Excerpts from a figure dataset:
◇ ◇ ◇ ◇

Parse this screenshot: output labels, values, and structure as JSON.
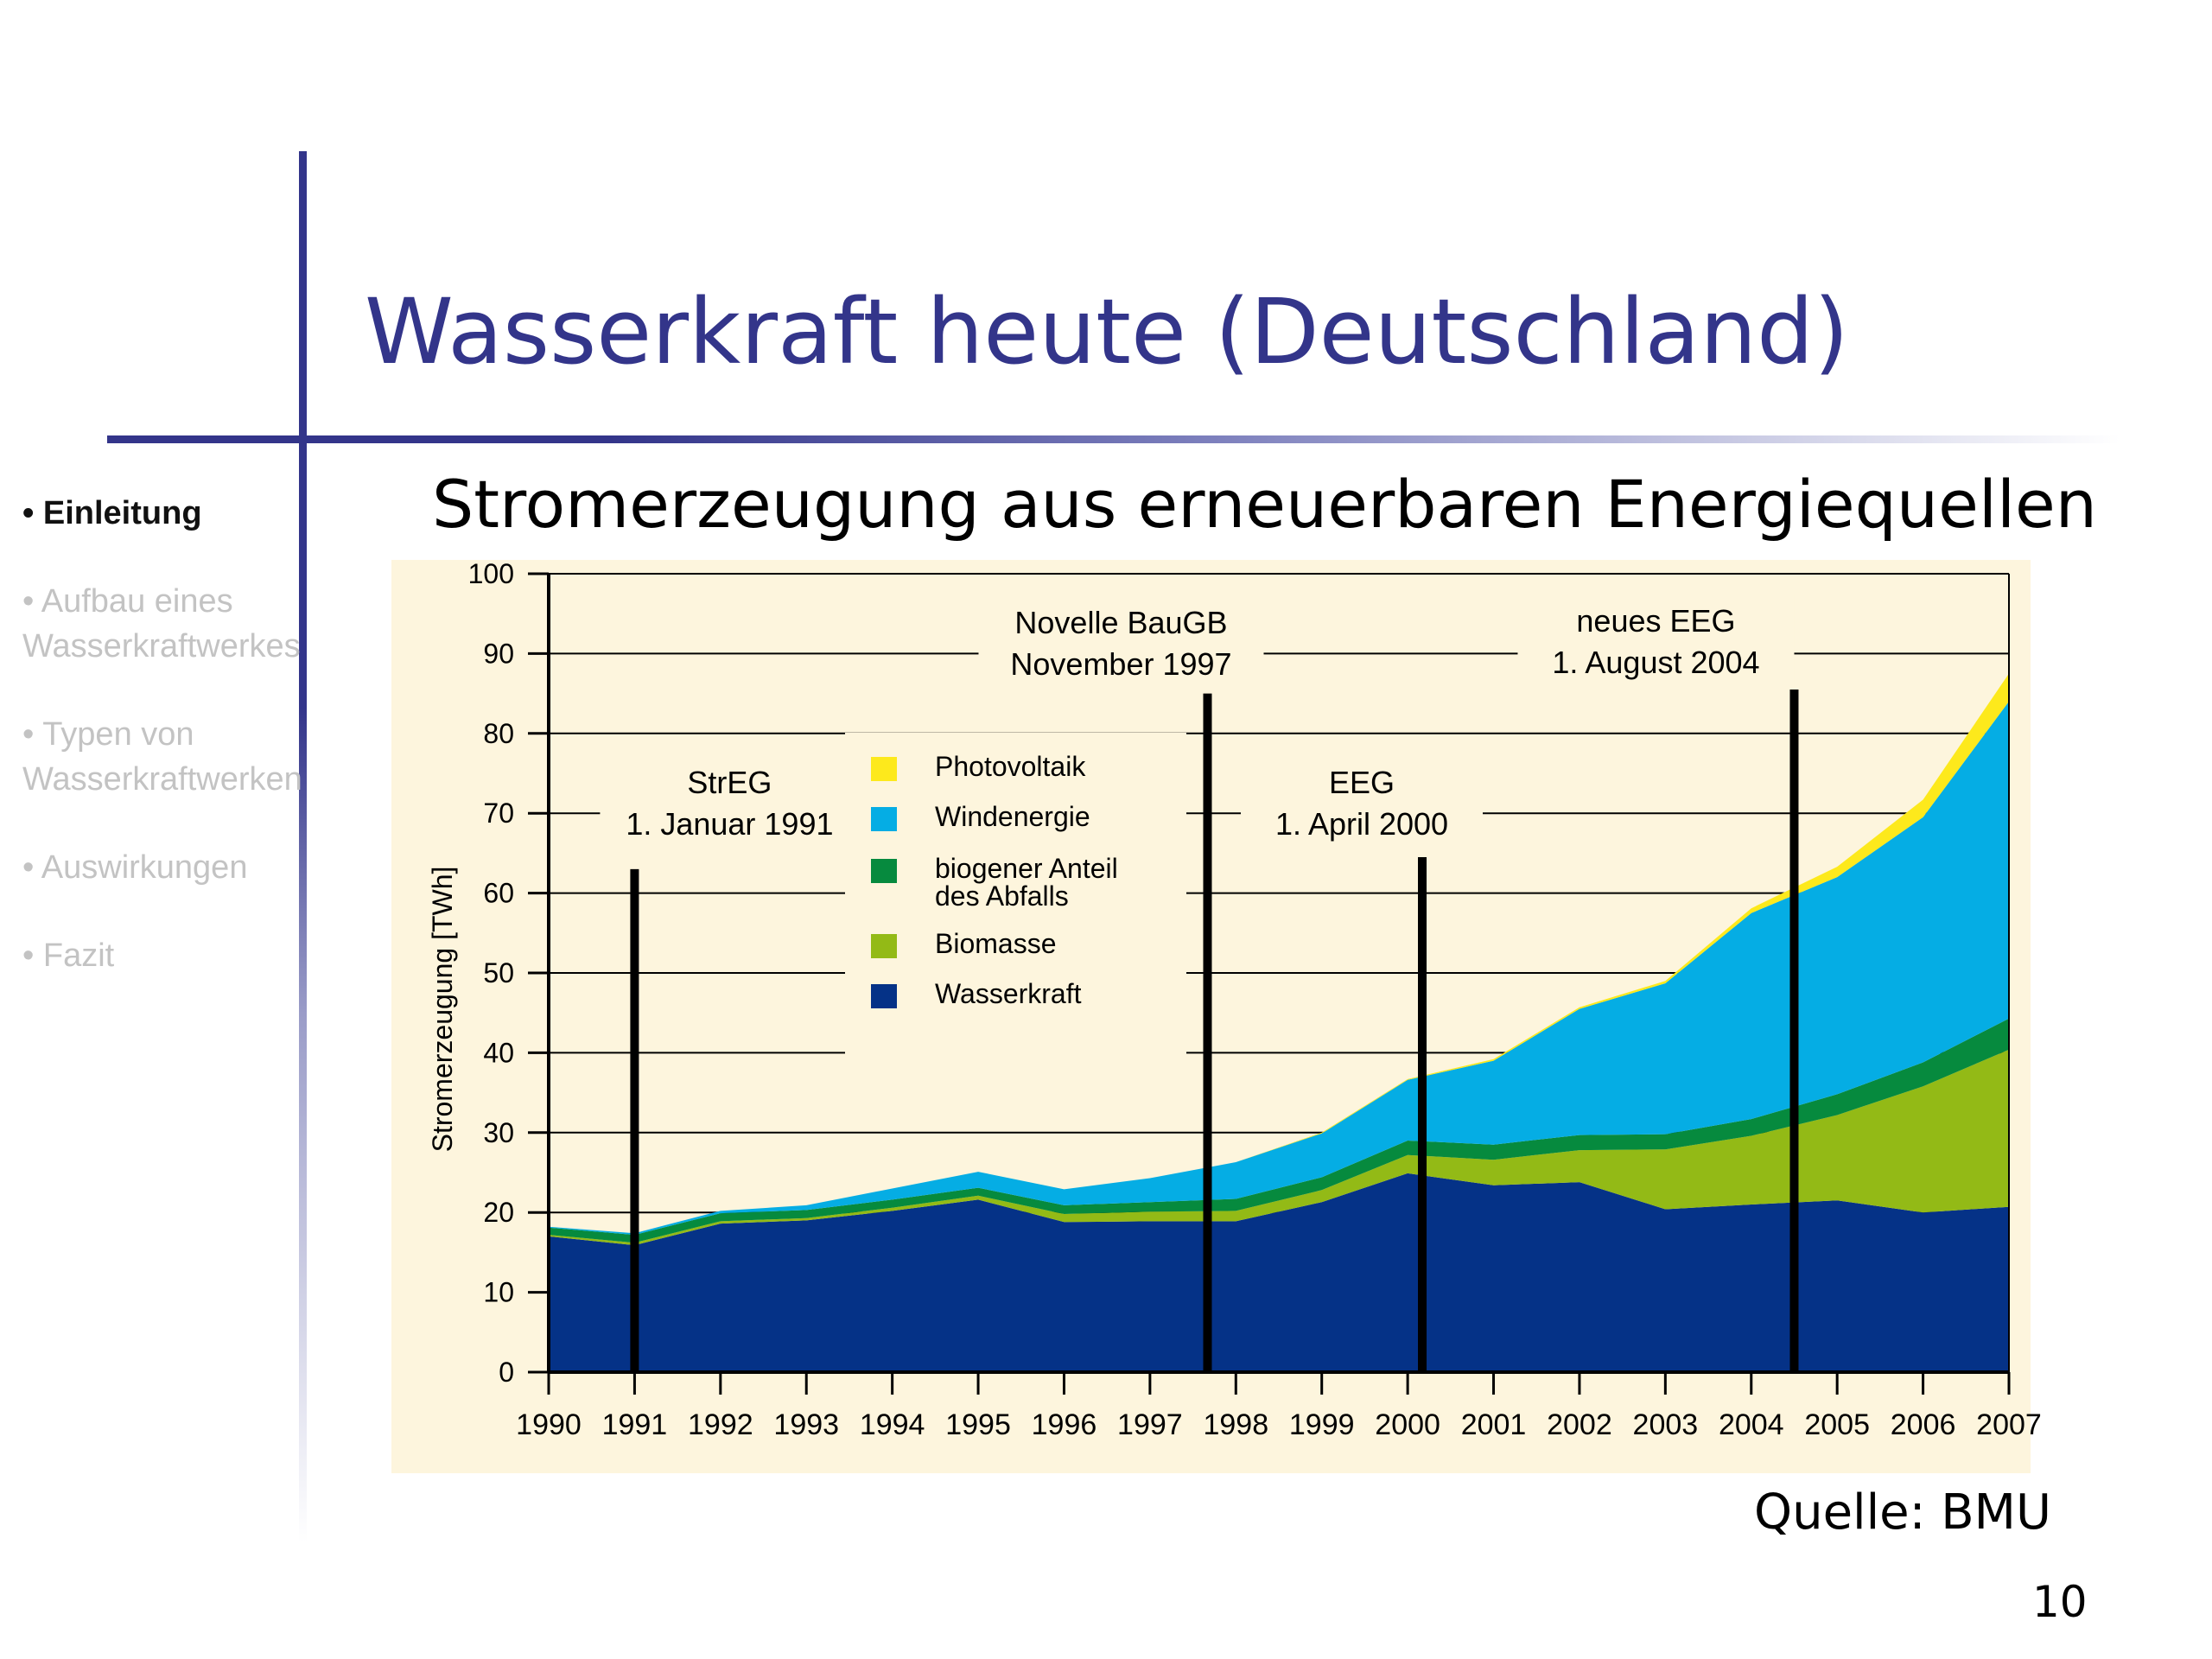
{
  "slide": {
    "title": "Wasserkraft heute (Deutschland)",
    "source": "Quelle: BMU",
    "page_number": "10"
  },
  "nav": [
    {
      "bullet": "•",
      "label": "Einleitung",
      "active": true
    },
    {
      "bullet": "•",
      "label": "Aufbau  eines\nWasserkraftwerkes",
      "active": false
    },
    {
      "bullet": "•",
      "label": "Typen von\nWasserkraftwerken",
      "active": false
    },
    {
      "bullet": "•",
      "label": "Auswirkungen",
      "active": false
    },
    {
      "bullet": "•",
      "label": "  Fazit",
      "active": false
    }
  ],
  "colors": {
    "title": "#33358a",
    "chart_background": "#fdf5dd",
    "Wasserkraft": "#053287",
    "Biomasse": "#93ba16",
    "biogener Anteil des Abfalls": "#068a3e",
    "Windenergie": "#05ade4",
    "Photovoltaik": "#fde91c"
  },
  "chart_data": {
    "type": "area",
    "stacked": true,
    "title": "Stromerzeugung aus erneuerbaren Energiequellen",
    "ylabel": "Stromerzeugung [TWh]",
    "xlabel": "",
    "ylim": [
      0,
      100
    ],
    "yticks": [
      0,
      10,
      20,
      30,
      40,
      50,
      60,
      70,
      80,
      90,
      100
    ],
    "x": [
      "1990",
      "1991",
      "1992",
      "1993",
      "1994",
      "1995",
      "1996",
      "1997",
      "1998",
      "1999",
      "2000",
      "2001",
      "2002",
      "2003",
      "2004",
      "2005",
      "2006",
      "2007"
    ],
    "grid": "horizontal",
    "series": [
      {
        "name": "Wasserkraft",
        "values": [
          17.0,
          15.9,
          18.6,
          19.0,
          20.2,
          21.6,
          18.8,
          18.9,
          18.9,
          21.3,
          24.9,
          23.4,
          23.8,
          20.4,
          21.0,
          21.5,
          20.0,
          20.7
        ]
      },
      {
        "name": "Biomasse",
        "values": [
          0.2,
          0.3,
          0.3,
          0.3,
          0.4,
          0.5,
          1.0,
          1.2,
          1.3,
          1.5,
          2.3,
          3.2,
          4.0,
          7.5,
          8.6,
          10.7,
          15.8,
          19.7
        ]
      },
      {
        "name": "biogener Anteil des Abfalls",
        "values": [
          0.9,
          1.0,
          1.0,
          1.0,
          1.0,
          1.0,
          1.1,
          1.2,
          1.5,
          1.6,
          1.8,
          1.9,
          1.9,
          1.9,
          2.1,
          2.6,
          3.0,
          3.9
        ]
      },
      {
        "name": "Windenergie",
        "values": [
          0.1,
          0.2,
          0.3,
          0.6,
          1.4,
          2.0,
          2.0,
          3.0,
          4.6,
          5.5,
          7.6,
          10.5,
          15.8,
          18.9,
          25.8,
          27.2,
          30.7,
          39.7
        ]
      },
      {
        "name": "Photovoltaik",
        "values": [
          0.0,
          0.0,
          0.0,
          0.0,
          0.0,
          0.0,
          0.0,
          0.0,
          0.0,
          0.1,
          0.1,
          0.2,
          0.2,
          0.3,
          0.6,
          1.3,
          2.2,
          3.5
        ]
      }
    ],
    "legend": {
      "position": "top-center",
      "order": [
        "Photovoltaik",
        "Windenergie",
        "biogener Anteil des Abfalls",
        "Biomasse",
        "Wasserkraft"
      ],
      "labels": [
        "Photovoltaik",
        "Windenergie",
        "biogener Anteil\ndes Abfalls",
        "Biomasse",
        "Wasserkraft"
      ]
    },
    "annotations": [
      {
        "text": [
          "StrEG",
          "1. Januar 1991"
        ],
        "x": 1991.0,
        "y_top": 63
      },
      {
        "text": [
          "Novelle BauGB",
          "November 1997"
        ],
        "x": 1997.67,
        "y_top": 85
      },
      {
        "text": [
          "EEG",
          "1. April 2000"
        ],
        "x": 2000.17,
        "y_top": 64.5
      },
      {
        "text": [
          "neues EEG",
          "1. August  2004"
        ],
        "x": 2004.5,
        "y_top": 85.5
      }
    ]
  }
}
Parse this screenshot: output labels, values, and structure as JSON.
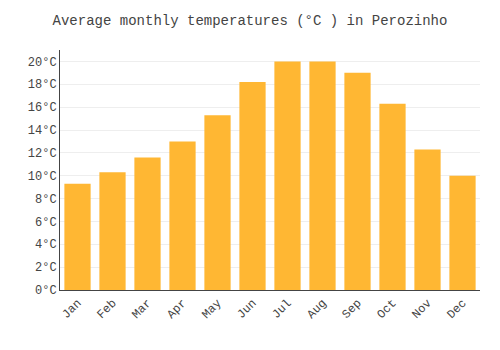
{
  "chart_data": {
    "type": "bar",
    "title": "Average monthly temperatures (°C ) in Perozinho",
    "categories": [
      "Jan",
      "Feb",
      "Mar",
      "Apr",
      "May",
      "Jun",
      "Jul",
      "Aug",
      "Sep",
      "Oct",
      "Nov",
      "Dec"
    ],
    "values": [
      9.3,
      10.3,
      11.6,
      13.0,
      15.3,
      18.2,
      20.0,
      20.0,
      19.0,
      16.3,
      12.3,
      10.0
    ],
    "color": "#FFB733",
    "ylim": [
      0,
      21
    ],
    "yticks": [
      {
        "value": 0,
        "label": "0°C"
      },
      {
        "value": 2,
        "label": "2°C"
      },
      {
        "value": 4,
        "label": "4°C"
      },
      {
        "value": 6,
        "label": "6°C"
      },
      {
        "value": 8,
        "label": "8°C"
      },
      {
        "value": 10,
        "label": "10°C"
      },
      {
        "value": 12,
        "label": "12°C"
      },
      {
        "value": 14,
        "label": "14°C"
      },
      {
        "value": 16,
        "label": "16°C"
      },
      {
        "value": 18,
        "label": "18°C"
      },
      {
        "value": 20,
        "label": "20°C"
      }
    ],
    "grid": true
  }
}
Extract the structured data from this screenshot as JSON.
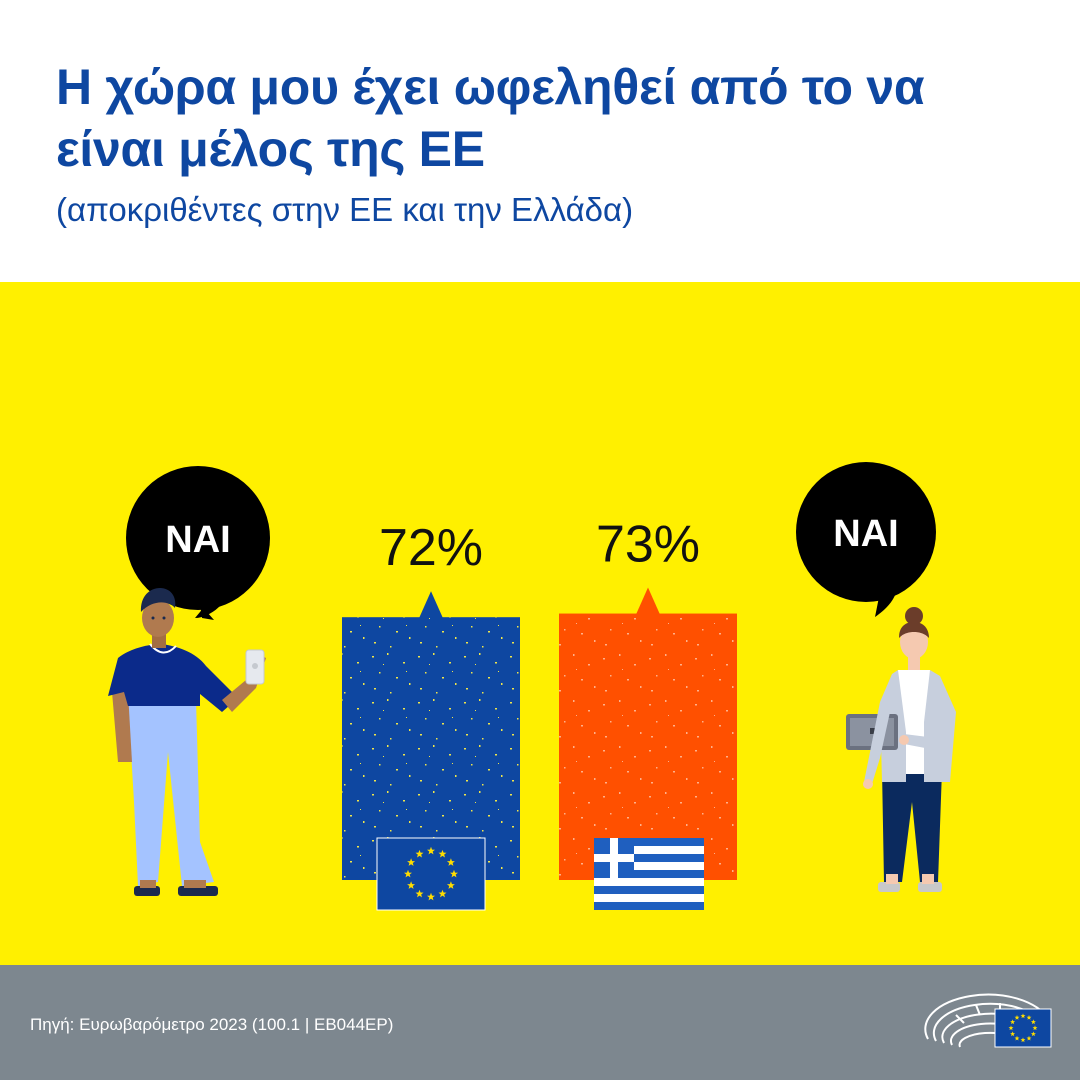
{
  "header": {
    "title_line1": "Η χώρα μου έχει ωφεληθεί από το να",
    "title_line2": "είναι μέλος της ΕΕ",
    "subtitle": "(αποκριθέντες στην ΕΕ και την Ελλάδα)"
  },
  "speech_bubbles": {
    "left": "ΝΑΙ",
    "right": "ΝΑΙ"
  },
  "chart_data": {
    "type": "bar",
    "categories": [
      "EU",
      "Greece"
    ],
    "values": [
      72,
      73
    ],
    "value_labels": [
      "72%",
      "73%"
    ],
    "colors": [
      "#0e47a1",
      "#ff5000"
    ],
    "title": "Η χώρα μου έχει ωφεληθεί από το να είναι μέλος της ΕΕ",
    "subtitle": "(αποκριθέντες στην ΕΕ και την Ελλάδα)",
    "xlabel": "",
    "ylabel": "",
    "ylim": [
      0,
      100
    ],
    "grid": false,
    "legend": "none"
  },
  "colors": {
    "title": "#0e47a1",
    "background": "#fff000",
    "footer": "#7d878f",
    "eu_blue": "#0e47a1",
    "greece_orange": "#ff5000",
    "eu_stars": "#ffdd00"
  },
  "icons": {
    "flag_left": "eu-flag-icon",
    "flag_right": "greece-flag-icon",
    "person_left": "man-with-phone-illustration",
    "person_right": "woman-with-laptop-illustration",
    "logo": "european-parliament-logo-icon"
  },
  "footer": {
    "source": "Πηγή: Ευρωβαρόμετρο 2023 (100.1 | EB044EP)"
  }
}
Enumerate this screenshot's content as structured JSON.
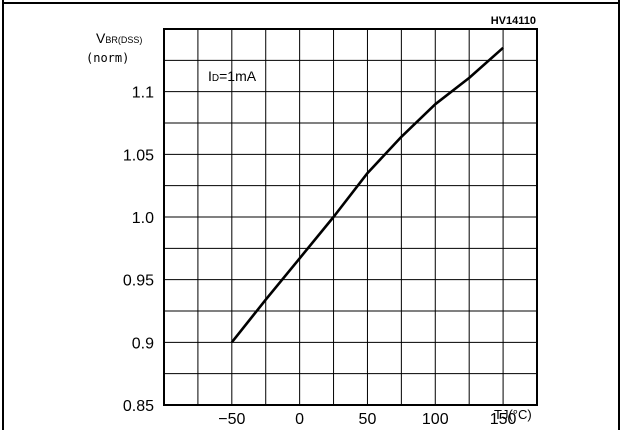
{
  "chart_data": {
    "type": "line",
    "part_number": "HV14110",
    "ylabel": {
      "main": "V",
      "subscript": "BR(DSS)",
      "unit": "(norm)"
    },
    "xlabel": "TJ(°C)",
    "annotation": {
      "main": "I",
      "subscript": "D",
      "rest": "=1mA"
    },
    "x_ticks": [
      -50,
      0,
      50,
      100,
      150
    ],
    "x_tick_labels": [
      "−50",
      "0",
      "50",
      "100",
      "150"
    ],
    "y_ticks": [
      0.85,
      0.9,
      0.95,
      1.0,
      1.05,
      1.1
    ],
    "y_tick_labels": [
      "0.85",
      "0.9",
      "0.95",
      "1.0",
      "1.05",
      "1.1"
    ],
    "xlim": [
      -100,
      175
    ],
    "ylim": [
      0.85,
      1.15
    ],
    "grid": true,
    "series": [
      {
        "x": [
          -50,
          -25,
          0,
          25,
          50,
          75,
          100,
          125,
          150
        ],
        "y": [
          0.9,
          0.934,
          0.967,
          1.0,
          1.035,
          1.064,
          1.09,
          1.111,
          1.135
        ]
      }
    ]
  }
}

◇ ◇ ◇ ◇

_Short problem_.
The lines to collect are those holding the string "grid"; copy them all.

_Correct response_.
    "grid": "horizontal",
    "grid": true
    "grid": false,
    "grid": true,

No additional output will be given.